» Directions
Using the material that follows, identify and copy each line with the string "субсидии".

Extracted records:
-- START --
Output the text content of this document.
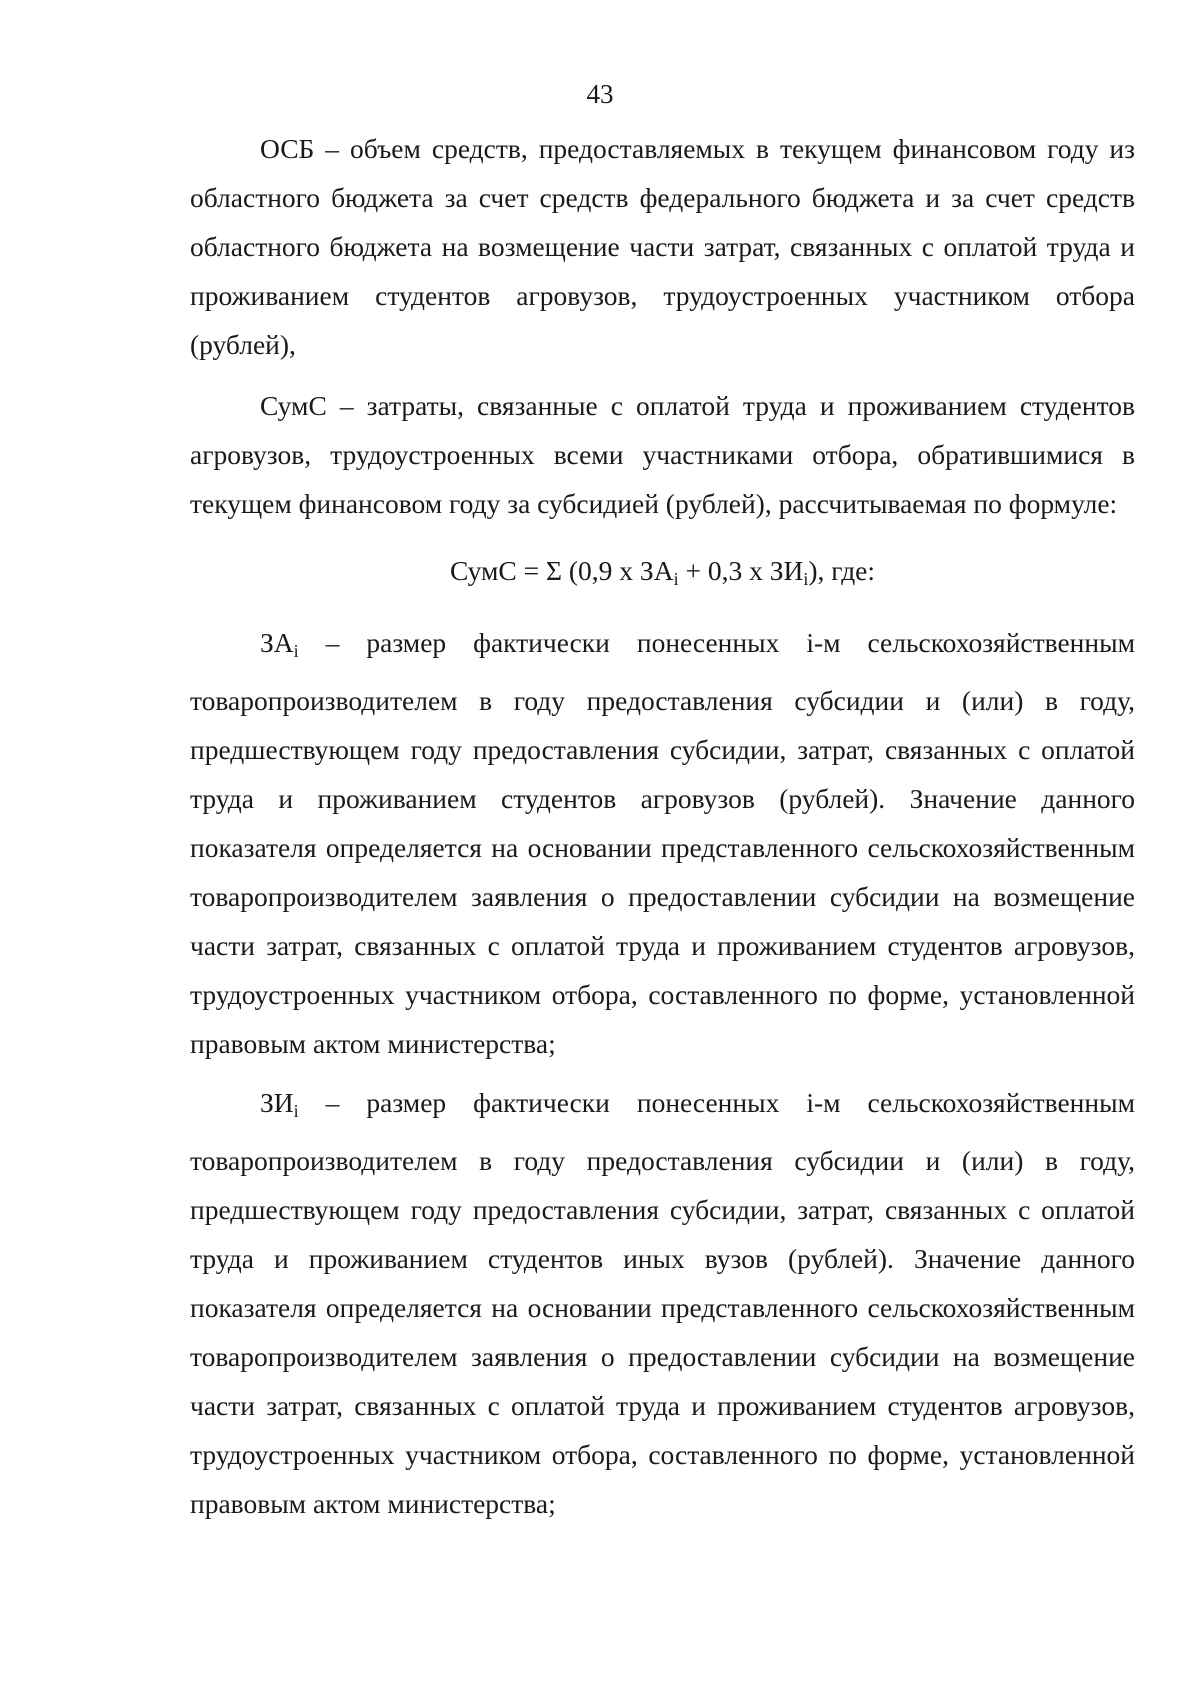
43

ОСБ – объем средств, предоставляемых в текущем финансовом году из областного бюджета за счет средств федерального бюджета и за счет средств областного бюджета на возмещение части затрат, связанных с оплатой труда и проживанием студентов агровузов, трудоустроенных участником отбора (рублей),

СумС – затраты, связанные с оплатой труда и проживанием студентов агровузов, трудоустроенных всеми участниками отбора, обратившимися в текущем финансовом году за субсидией (рублей), рассчитываемая по формуле:

СумС = Σ (0,9 х $ЗА_i + 0,3$ х $ЗИ_i$), где:

$ЗА_i$ – размер фактически понесенных i-м сельскохозяйственным товаропроизводителем в году предоставления субсидии и (или) в году, предшествующем году предоставления субсидии, затрат, связанных с оплатой труда и проживанием студентов агровузов (рублей). Значение данного показателя определяется на основании представленного сельскохозяйственным товаропроизводителем заявления о предоставлении субсидии на возмещение части затрат, связанных с оплатой труда и проживанием студентов агровузов, трудоустроенных участником отбора, составленного по форме, установленной правовым актом министерства;

$ЗИ_i$ – размер фактически понесенных i-м сельскохозяйственным товаропроизводителем в году предоставления субсидии и (или) в году, предшествующем году предоставления субсидии, затрат, связанных с оплатой труда и проживанием студентов иных вузов (рублей). Значение данного показателя определяется на основании представленного сельскохозяйственным товаропроизводителем заявления о предоставлении субсидии на возмещение части затрат, связанных с оплатой труда и проживанием студентов агровузов, трудоустроенных участником отбора, составленного по форме, установленной правовым актом министерства;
-- END --
» Result of this exercise
$ЗА_i$ – размер фактически понесенных i-м сельскохозяйственным товаропроизводителем в году предоставления субсидии и (или) в году, предшествующем году предоставления субсидии, затрат, связанных с оплатой труда и проживанием студентов агровузов (рублей). Значение данного показателя определяется на основании представленного сельскохозяйственным товаропроизводителем заявления о предоставлении субсидии на возмещение части затрат, связанных с оплатой труда и проживанием студентов агровузов, трудоустроенных участником отбора, составленного по форме, установленной правовым актом министерства;
$ЗИ_i$ – размер фактически понесенных i-м сельскохозяйственным товаропроизводителем в году предоставления субсидии и (или) в году, предшествующем году предоставления субсидии, затрат, связанных с оплатой труда и проживанием студентов иных вузов (рублей). Значение данного показателя определяется на основании представленного сельскохозяйственным товаропроизводителем заявления о предоставлении субсидии на возмещение части затрат, связанных с оплатой труда и проживанием студентов агровузов, трудоустроенных участником отбора, составленного по форме, установленной правовым актом министерства;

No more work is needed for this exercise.